## [ASSIGNMENT]
For the listing below, give the number of lines that contain the word "footer" and no other text.

[Opening INPUT DATA section]

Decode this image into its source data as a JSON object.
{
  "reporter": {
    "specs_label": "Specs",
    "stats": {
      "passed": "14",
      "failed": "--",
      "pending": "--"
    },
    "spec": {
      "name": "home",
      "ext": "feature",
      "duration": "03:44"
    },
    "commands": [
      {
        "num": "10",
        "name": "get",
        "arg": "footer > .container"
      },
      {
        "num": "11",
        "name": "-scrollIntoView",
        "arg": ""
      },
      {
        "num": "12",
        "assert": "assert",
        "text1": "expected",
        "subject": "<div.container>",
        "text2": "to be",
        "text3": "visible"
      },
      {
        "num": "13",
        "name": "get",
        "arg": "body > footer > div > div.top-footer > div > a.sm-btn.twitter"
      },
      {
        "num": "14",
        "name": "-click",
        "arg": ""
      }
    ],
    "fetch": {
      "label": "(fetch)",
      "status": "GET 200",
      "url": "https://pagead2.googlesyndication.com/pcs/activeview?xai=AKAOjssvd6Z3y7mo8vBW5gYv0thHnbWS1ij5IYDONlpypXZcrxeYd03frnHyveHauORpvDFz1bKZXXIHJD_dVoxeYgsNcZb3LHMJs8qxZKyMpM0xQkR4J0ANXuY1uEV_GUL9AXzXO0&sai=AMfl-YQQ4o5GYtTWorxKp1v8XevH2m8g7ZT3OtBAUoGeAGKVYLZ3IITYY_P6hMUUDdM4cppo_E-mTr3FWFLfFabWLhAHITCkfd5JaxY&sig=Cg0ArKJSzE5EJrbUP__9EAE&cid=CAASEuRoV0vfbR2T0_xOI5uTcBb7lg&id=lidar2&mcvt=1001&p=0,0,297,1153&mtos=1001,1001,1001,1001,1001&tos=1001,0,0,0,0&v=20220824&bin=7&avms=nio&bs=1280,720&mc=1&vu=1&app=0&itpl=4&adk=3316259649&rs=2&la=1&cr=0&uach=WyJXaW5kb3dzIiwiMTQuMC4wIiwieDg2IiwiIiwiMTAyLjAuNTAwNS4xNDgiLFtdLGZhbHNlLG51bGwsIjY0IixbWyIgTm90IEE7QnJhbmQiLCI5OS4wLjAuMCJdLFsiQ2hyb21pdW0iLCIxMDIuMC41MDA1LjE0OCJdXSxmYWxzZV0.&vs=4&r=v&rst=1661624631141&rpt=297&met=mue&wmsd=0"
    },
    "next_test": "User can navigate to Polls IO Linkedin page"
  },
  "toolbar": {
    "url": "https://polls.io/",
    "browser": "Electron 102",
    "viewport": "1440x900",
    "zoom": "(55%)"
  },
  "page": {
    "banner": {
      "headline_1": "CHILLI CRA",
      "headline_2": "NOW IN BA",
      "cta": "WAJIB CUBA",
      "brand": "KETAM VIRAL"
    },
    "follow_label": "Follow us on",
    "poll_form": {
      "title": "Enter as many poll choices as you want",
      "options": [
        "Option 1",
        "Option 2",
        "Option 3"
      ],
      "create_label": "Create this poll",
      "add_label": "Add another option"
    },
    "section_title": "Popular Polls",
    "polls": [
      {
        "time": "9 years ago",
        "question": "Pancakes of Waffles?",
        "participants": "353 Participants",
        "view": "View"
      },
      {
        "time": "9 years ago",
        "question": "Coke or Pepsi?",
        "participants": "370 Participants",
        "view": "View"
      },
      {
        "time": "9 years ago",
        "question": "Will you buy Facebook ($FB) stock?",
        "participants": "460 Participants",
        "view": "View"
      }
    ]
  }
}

[Closing INPUT DATA section]

## [YOUR SOLUTION]
2